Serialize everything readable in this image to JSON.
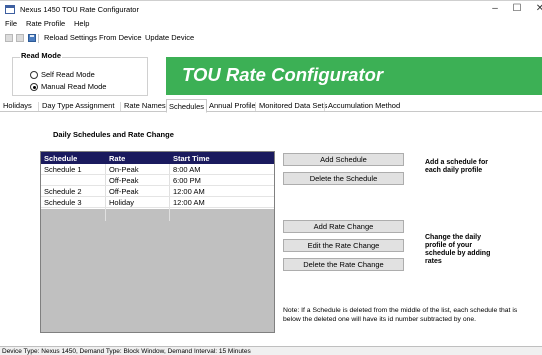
{
  "window": {
    "title": "Nexus 1450 TOU Rate Configurator",
    "controls": {
      "minimize": "–",
      "maximize": "☐",
      "close": "✕"
    }
  },
  "menu": [
    "File",
    "Rate Profile",
    "Help"
  ],
  "toolbar": {
    "reload_label": "Reload Settings From Device",
    "update_label": "Update Device"
  },
  "read_mode": {
    "legend": "Read Mode",
    "options": [
      {
        "label": "Self Read Mode",
        "selected": false
      },
      {
        "label": "Manual Read Mode",
        "selected": true
      }
    ]
  },
  "banner": {
    "title": "TOU Rate Configurator",
    "color": "#3cb055"
  },
  "tabs": [
    {
      "label": "Holidays",
      "active": false
    },
    {
      "label": "Day Type Assignment",
      "active": false
    },
    {
      "label": "Rate Names",
      "active": false
    },
    {
      "label": "Schedules",
      "active": true
    },
    {
      "label": "Annual Profile",
      "active": false
    },
    {
      "label": "Monitored Data Sets",
      "active": false
    },
    {
      "label": "Accumulation Method",
      "active": false
    }
  ],
  "schedules": {
    "section_title": "Daily Schedules and Rate Change",
    "columns": [
      "Schedule",
      "Rate",
      "Start Time"
    ],
    "rows": [
      {
        "schedule": "Schedule 1",
        "rate": "On-Peak",
        "start": "8:00 AM"
      },
      {
        "schedule": "",
        "rate": "Off-Peak",
        "start": "6:00 PM"
      },
      {
        "schedule": "Schedule 2",
        "rate": "Off-Peak",
        "start": "12:00 AM"
      },
      {
        "schedule": "Schedule 3",
        "rate": "Holiday",
        "start": "12:00 AM"
      }
    ],
    "header_color": "#1a1a5e"
  },
  "buttons": {
    "add_schedule": "Add Schedule",
    "delete_schedule": "Delete the Schedule",
    "add_rate_change": "Add Rate Change",
    "edit_rate_change": "Edit the Rate Change",
    "delete_rate_change": "Delete the Rate Change"
  },
  "help": {
    "schedule_hint": "Add a schedule for\neach daily profile",
    "rate_hint": "Change the daily\nprofile of your\nschedule by adding\nrates",
    "note": "Note: If a Schedule is deleted from the middle of the list, each schedule that is below the deleted one will have its id number subtracted by one."
  },
  "status": "Device Type: Nexus 1450, Demand Type: Block Window, Demand Interval: 15 Minutes"
}
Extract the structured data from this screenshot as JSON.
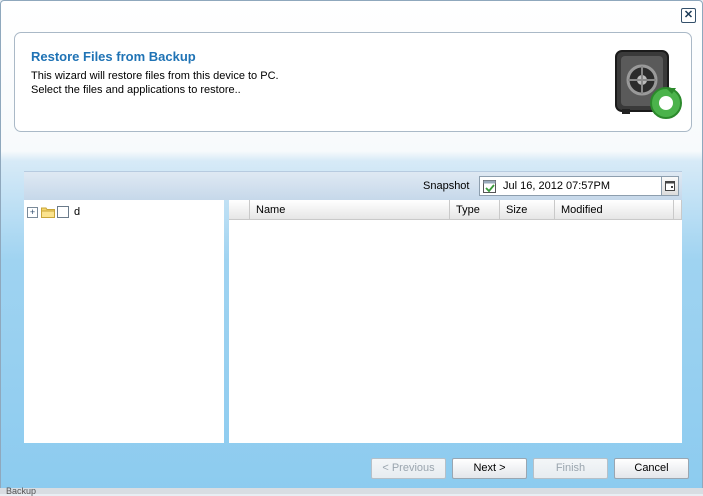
{
  "window": {
    "close_glyph": "✕"
  },
  "header": {
    "title": "Restore Files from Backup",
    "description_line1": "This wizard will restore files from this device to PC.",
    "description_line2": "Select the files and applications to restore..",
    "icon": "safe-restore-icon"
  },
  "snapshot": {
    "label": "Snapshot",
    "value": "Jul 16, 2012 07:57PM",
    "icon": "calendar-icon"
  },
  "tree": {
    "items": [
      {
        "label": "d",
        "expander": "+"
      }
    ]
  },
  "files": {
    "columns": [
      "Name",
      "Type",
      "Size",
      "Modified"
    ],
    "rows": []
  },
  "buttons": {
    "previous": "< Previous",
    "next": "Next >",
    "finish": "Finish",
    "cancel": "Cancel"
  },
  "background_text": "Backup",
  "colors": {
    "title": "#1f73b5",
    "background_blue": "#8ccbef"
  }
}
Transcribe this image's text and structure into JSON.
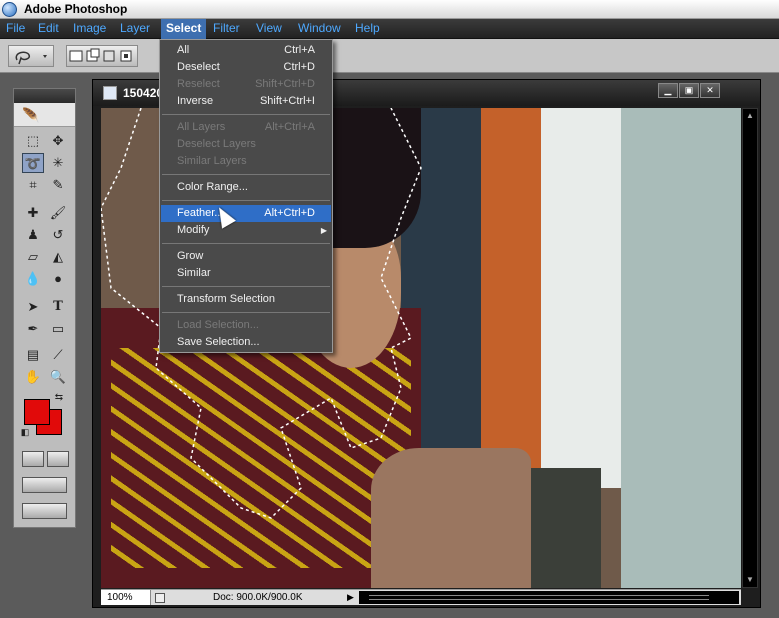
{
  "app": {
    "title": "Adobe Photoshop"
  },
  "menubar": {
    "items": [
      "File",
      "Edit",
      "Image",
      "Layer",
      "Select",
      "Filter",
      "View",
      "Window",
      "Help"
    ],
    "active": "Select"
  },
  "document": {
    "title": "150420",
    "zoom": "100%",
    "doc_size": "Doc: 900.0K/900.0K"
  },
  "select_menu": {
    "items": [
      {
        "label": "All",
        "shortcut": "Ctrl+A",
        "enabled": true
      },
      {
        "label": "Deselect",
        "shortcut": "Ctrl+D",
        "enabled": true
      },
      {
        "label": "Reselect",
        "shortcut": "Shift+Ctrl+D",
        "enabled": false
      },
      {
        "label": "Inverse",
        "shortcut": "Shift+Ctrl+I",
        "enabled": true
      },
      {
        "label": "All Layers",
        "shortcut": "Alt+Ctrl+A",
        "enabled": false
      },
      {
        "label": "Deselect Layers",
        "shortcut": "",
        "enabled": false
      },
      {
        "label": "Similar Layers",
        "shortcut": "",
        "enabled": false
      },
      {
        "label": "Color Range...",
        "shortcut": "",
        "enabled": true
      },
      {
        "label": "Feather...",
        "shortcut": "Alt+Ctrl+D",
        "enabled": true,
        "highlighted": true
      },
      {
        "label": "Modify",
        "shortcut": "",
        "enabled": true,
        "submenu": true
      },
      {
        "label": "Grow",
        "shortcut": "",
        "enabled": true
      },
      {
        "label": "Similar",
        "shortcut": "",
        "enabled": true
      },
      {
        "label": "Transform Selection",
        "shortcut": "",
        "enabled": true
      },
      {
        "label": "Load Selection...",
        "shortcut": "",
        "enabled": false
      },
      {
        "label": "Save Selection...",
        "shortcut": "",
        "enabled": true
      }
    ]
  },
  "toolbox": {
    "tools": [
      "marquee-tool",
      "move-tool",
      "lasso-tool",
      "magic-wand-tool",
      "crop-tool",
      "slice-tool",
      "healing-brush-tool",
      "brush-tool",
      "clone-stamp-tool",
      "history-brush-tool",
      "eraser-tool",
      "paint-bucket-tool",
      "blur-tool",
      "dodge-tool",
      "path-selection-tool",
      "type-tool",
      "pen-tool",
      "shape-tool",
      "notes-tool",
      "eyedropper-tool",
      "hand-tool",
      "zoom-tool"
    ],
    "foreground_color": "#e10a0a",
    "background_color": "#e10a0a"
  },
  "colors": {
    "menu_text": "#4ea9ff",
    "highlight": "#2f6ec7"
  }
}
....
The problem:
Except for the pictures, copy the material above exactly.

Answer in full:
Serialize everything readable in this image to JSON.
{
  "window": {
    "title": "Nexus 1450 TOU Rate Configurator",
    "controls": {
      "minimize": "–",
      "maximize": "☐",
      "close": "✕"
    }
  },
  "menu": [
    "File",
    "Rate Profile",
    "Help"
  ],
  "toolbar": {
    "reload_label": "Reload Settings From Device",
    "update_label": "Update Device"
  },
  "read_mode": {
    "legend": "Read Mode",
    "options": [
      {
        "label": "Self Read Mode",
        "selected": false
      },
      {
        "label": "Manual Read Mode",
        "selected": true
      }
    ]
  },
  "banner": {
    "title": "TOU Rate Configurator",
    "color": "#3cb055"
  },
  "tabs": [
    {
      "label": "Holidays",
      "active": false
    },
    {
      "label": "Day Type Assignment",
      "active": false
    },
    {
      "label": "Rate Names",
      "active": false
    },
    {
      "label": "Schedules",
      "active": true
    },
    {
      "label": "Annual Profile",
      "active": false
    },
    {
      "label": "Monitored Data Sets",
      "active": false
    },
    {
      "label": "Accumulation Method",
      "active": false
    }
  ],
  "schedules": {
    "section_title": "Daily Schedules and Rate Change",
    "columns": [
      "Schedule",
      "Rate",
      "Start Time"
    ],
    "rows": [
      {
        "schedule": "Schedule 1",
        "rate": "On-Peak",
        "start": "8:00 AM"
      },
      {
        "schedule": "",
        "rate": "Off-Peak",
        "start": "6:00 PM"
      },
      {
        "schedule": "Schedule 2",
        "rate": "Off-Peak",
        "start": "12:00 AM"
      },
      {
        "schedule": "Schedule 3",
        "rate": "Holiday",
        "start": "12:00 AM"
      }
    ],
    "header_color": "#1a1a5e"
  },
  "buttons": {
    "add_schedule": "Add Schedule",
    "delete_schedule": "Delete the Schedule",
    "add_rate_change": "Add Rate Change",
    "edit_rate_change": "Edit the Rate Change",
    "delete_rate_change": "Delete the Rate Change"
  },
  "help": {
    "schedule_hint": "Add a schedule for\neach daily profile",
    "rate_hint": "Change the daily\nprofile of your\nschedule by adding\nrates",
    "note": "Note: If a Schedule is deleted from the middle of the list, each schedule that is below the deleted one will have its id number subtracted by one."
  },
  "status": "Device Type: Nexus 1450, Demand Type: Block Window, Demand Interval: 15 Minutes"
}
Extract the structured data from this screenshot as JSON.
{
  "window": {
    "close_glyph": "✕"
  },
  "header": {
    "title": "Restore Files from Backup",
    "description_line1": "This wizard will restore files from this device to PC.",
    "description_line2": "Select the files and applications to restore..",
    "icon": "safe-restore-icon"
  },
  "snapshot": {
    "label": "Snapshot",
    "value": "Jul 16, 2012 07:57PM",
    "icon": "calendar-icon"
  },
  "tree": {
    "items": [
      {
        "label": "d",
        "expander": "+"
      }
    ]
  },
  "files": {
    "columns": [
      "Name",
      "Type",
      "Size",
      "Modified"
    ],
    "rows": []
  },
  "buttons": {
    "previous": "< Previous",
    "next": "Next >",
    "finish": "Finish",
    "cancel": "Cancel"
  },
  "background_text": "Backup",
  "colors": {
    "title": "#1f73b5",
    "background_blue": "#8ccbef"
  }
}
Transcribe this image's text and structure into JSON.
{
  "app": {
    "title": "Adobe Photoshop"
  },
  "menubar": {
    "items": [
      "File",
      "Edit",
      "Image",
      "Layer",
      "Select",
      "Filter",
      "View",
      "Window",
      "Help"
    ],
    "active": "Select"
  },
  "document": {
    "title": "150420",
    "zoom": "100%",
    "doc_size": "Doc: 900.0K/900.0K"
  },
  "select_menu": {
    "items": [
      {
        "label": "All",
        "shortcut": "Ctrl+A",
        "enabled": true
      },
      {
        "label": "Deselect",
        "shortcut": "Ctrl+D",
        "enabled": true
      },
      {
        "label": "Reselect",
        "shortcut": "Shift+Ctrl+D",
        "enabled": false
      },
      {
        "label": "Inverse",
        "shortcut": "Shift+Ctrl+I",
        "enabled": true
      },
      {
        "label": "All Layers",
        "shortcut": "Alt+Ctrl+A",
        "enabled": false
      },
      {
        "label": "Deselect Layers",
        "shortcut": "",
        "enabled": false
      },
      {
        "label": "Similar Layers",
        "shortcut": "",
        "enabled": false
      },
      {
        "label": "Color Range...",
        "shortcut": "",
        "enabled": true
      },
      {
        "label": "Feather...",
        "shortcut": "Alt+Ctrl+D",
        "enabled": true,
        "highlighted": true
      },
      {
        "label": "Modify",
        "shortcut": "",
        "enabled": true,
        "submenu": true
      },
      {
        "label": "Grow",
        "shortcut": "",
        "enabled": true
      },
      {
        "label": "Similar",
        "shortcut": "",
        "enabled": true
      },
      {
        "label": "Transform Selection",
        "shortcut": "",
        "enabled": true
      },
      {
        "label": "Load Selection...",
        "shortcut": "",
        "enabled": false
      },
      {
        "label": "Save Selection...",
        "shortcut": "",
        "enabled": true
      }
    ]
  },
  "toolbox": {
    "tools": [
      "marquee-tool",
      "move-tool",
      "lasso-tool",
      "magic-wand-tool",
      "crop-tool",
      "slice-tool",
      "healing-brush-tool",
      "brush-tool",
      "clone-stamp-tool",
      "history-brush-tool",
      "eraser-tool",
      "paint-bucket-tool",
      "blur-tool",
      "dodge-tool",
      "path-selection-tool",
      "type-tool",
      "pen-tool",
      "shape-tool",
      "notes-tool",
      "eyedropper-tool",
      "hand-tool",
      "zoom-tool"
    ],
    "foreground_color": "#e10a0a",
    "background_color": "#e10a0a"
  },
  "colors": {
    "menu_text": "#4ea9ff",
    "highlight": "#2f6ec7"
  }
}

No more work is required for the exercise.